<<<<
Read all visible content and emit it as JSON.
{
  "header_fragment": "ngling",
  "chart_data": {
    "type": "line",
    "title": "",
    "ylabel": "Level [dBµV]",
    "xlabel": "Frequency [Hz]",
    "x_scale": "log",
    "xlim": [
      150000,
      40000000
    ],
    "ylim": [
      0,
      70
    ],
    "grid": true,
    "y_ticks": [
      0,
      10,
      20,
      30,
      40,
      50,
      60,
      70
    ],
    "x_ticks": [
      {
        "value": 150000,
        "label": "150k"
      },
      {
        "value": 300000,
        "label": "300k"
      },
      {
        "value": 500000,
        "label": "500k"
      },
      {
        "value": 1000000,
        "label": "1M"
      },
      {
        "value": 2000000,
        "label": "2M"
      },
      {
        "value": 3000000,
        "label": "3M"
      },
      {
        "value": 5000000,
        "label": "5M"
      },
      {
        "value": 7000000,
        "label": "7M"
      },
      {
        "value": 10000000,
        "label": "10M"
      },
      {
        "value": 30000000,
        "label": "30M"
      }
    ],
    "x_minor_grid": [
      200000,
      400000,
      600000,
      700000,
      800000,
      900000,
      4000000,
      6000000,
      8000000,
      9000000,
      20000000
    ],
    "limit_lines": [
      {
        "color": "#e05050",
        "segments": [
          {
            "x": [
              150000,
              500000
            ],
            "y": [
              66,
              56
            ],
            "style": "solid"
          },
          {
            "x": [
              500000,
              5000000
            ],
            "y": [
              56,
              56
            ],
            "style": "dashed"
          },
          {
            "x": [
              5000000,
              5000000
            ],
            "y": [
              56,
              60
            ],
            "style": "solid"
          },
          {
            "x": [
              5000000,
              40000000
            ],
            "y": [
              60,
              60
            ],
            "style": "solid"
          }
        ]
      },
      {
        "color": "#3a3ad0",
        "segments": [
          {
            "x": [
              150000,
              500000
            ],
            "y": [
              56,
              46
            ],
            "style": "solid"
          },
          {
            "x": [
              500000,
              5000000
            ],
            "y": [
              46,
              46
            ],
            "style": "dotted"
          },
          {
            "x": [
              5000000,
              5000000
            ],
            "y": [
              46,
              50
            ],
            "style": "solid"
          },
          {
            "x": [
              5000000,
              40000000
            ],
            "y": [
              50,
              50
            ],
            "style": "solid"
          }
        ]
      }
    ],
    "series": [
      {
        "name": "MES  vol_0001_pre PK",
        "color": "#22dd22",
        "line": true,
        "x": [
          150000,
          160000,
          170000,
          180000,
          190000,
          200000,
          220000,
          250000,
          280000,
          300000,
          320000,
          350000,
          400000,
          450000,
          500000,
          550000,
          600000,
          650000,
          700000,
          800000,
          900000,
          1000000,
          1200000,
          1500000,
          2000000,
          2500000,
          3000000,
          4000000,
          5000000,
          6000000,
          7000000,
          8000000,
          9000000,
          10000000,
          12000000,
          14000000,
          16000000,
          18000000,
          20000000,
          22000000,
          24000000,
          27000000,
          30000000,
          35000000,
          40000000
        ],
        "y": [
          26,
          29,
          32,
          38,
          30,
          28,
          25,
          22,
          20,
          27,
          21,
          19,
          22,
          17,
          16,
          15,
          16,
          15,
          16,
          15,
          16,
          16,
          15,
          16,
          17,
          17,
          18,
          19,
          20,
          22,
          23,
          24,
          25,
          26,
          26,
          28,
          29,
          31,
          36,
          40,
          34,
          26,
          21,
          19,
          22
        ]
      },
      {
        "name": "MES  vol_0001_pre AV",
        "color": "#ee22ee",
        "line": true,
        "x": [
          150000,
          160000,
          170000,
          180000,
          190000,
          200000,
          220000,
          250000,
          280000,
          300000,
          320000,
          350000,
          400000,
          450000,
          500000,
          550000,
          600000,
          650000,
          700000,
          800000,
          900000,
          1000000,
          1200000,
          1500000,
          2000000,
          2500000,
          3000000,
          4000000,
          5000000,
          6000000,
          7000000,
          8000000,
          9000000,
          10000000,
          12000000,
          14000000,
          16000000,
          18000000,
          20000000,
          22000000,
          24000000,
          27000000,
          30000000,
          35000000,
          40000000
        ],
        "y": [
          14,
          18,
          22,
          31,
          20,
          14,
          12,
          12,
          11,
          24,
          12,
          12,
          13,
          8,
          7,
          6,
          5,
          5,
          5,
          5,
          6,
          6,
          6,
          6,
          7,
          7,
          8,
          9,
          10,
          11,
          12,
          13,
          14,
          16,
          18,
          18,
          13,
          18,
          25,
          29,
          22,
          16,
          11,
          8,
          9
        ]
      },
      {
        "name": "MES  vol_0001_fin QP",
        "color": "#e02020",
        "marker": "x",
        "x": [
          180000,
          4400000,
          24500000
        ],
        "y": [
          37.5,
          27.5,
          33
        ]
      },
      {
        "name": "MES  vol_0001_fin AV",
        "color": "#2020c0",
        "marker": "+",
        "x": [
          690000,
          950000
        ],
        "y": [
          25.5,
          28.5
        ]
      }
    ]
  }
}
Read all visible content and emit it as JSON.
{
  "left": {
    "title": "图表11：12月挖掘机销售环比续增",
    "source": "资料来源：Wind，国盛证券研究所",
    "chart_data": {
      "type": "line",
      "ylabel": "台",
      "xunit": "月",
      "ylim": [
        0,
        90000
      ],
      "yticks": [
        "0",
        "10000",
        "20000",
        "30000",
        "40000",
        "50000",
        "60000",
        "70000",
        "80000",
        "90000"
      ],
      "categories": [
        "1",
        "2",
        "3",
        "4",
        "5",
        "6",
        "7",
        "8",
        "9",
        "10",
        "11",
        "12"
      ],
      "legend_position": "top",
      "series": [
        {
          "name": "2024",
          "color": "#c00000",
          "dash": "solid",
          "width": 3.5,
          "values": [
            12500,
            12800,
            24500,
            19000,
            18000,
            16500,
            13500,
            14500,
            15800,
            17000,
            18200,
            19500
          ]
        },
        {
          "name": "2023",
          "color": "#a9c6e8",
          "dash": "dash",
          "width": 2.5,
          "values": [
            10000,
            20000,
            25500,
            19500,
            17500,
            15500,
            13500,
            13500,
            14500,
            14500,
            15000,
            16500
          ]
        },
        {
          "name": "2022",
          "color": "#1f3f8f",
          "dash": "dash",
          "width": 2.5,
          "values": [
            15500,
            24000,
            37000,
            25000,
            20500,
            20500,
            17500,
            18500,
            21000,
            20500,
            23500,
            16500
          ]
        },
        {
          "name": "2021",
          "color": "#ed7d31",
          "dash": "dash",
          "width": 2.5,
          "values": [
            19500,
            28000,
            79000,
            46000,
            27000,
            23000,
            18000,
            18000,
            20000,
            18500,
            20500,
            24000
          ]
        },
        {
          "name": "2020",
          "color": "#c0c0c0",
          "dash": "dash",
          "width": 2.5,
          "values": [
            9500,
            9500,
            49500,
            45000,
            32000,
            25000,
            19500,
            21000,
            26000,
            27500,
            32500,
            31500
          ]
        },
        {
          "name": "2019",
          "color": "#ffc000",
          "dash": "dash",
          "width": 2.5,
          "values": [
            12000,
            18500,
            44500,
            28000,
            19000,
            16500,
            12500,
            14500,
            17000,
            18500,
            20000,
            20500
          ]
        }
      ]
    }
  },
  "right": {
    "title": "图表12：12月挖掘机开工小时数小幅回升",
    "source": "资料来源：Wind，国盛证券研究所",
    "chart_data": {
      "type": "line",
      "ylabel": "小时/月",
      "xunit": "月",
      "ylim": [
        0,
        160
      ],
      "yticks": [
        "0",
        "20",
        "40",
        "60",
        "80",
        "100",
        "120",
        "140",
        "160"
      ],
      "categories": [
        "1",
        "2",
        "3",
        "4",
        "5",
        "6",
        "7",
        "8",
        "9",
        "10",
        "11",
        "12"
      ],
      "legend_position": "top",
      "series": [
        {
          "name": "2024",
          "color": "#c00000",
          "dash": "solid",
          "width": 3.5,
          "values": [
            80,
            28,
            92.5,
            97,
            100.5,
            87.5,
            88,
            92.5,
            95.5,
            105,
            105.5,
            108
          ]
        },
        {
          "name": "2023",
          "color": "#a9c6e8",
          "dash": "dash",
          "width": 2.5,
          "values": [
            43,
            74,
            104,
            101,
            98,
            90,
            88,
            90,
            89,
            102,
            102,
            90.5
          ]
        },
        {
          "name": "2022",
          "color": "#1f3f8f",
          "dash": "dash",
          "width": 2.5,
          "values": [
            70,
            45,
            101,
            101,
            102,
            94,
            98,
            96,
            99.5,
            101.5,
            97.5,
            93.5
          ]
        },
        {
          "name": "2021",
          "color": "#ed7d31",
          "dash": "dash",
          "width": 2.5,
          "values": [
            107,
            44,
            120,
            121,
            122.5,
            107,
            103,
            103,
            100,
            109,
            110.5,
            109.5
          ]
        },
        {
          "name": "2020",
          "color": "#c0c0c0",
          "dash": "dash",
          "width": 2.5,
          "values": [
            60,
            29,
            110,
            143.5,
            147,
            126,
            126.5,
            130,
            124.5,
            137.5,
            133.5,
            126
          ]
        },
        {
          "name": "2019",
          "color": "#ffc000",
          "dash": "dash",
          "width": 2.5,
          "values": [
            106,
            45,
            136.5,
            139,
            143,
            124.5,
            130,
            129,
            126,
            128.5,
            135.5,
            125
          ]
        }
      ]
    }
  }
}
>>>>
■ Goal
What is the number of lines above that contain the string "ylabel"? Answer with the number alone.

■ Result of the exercise
3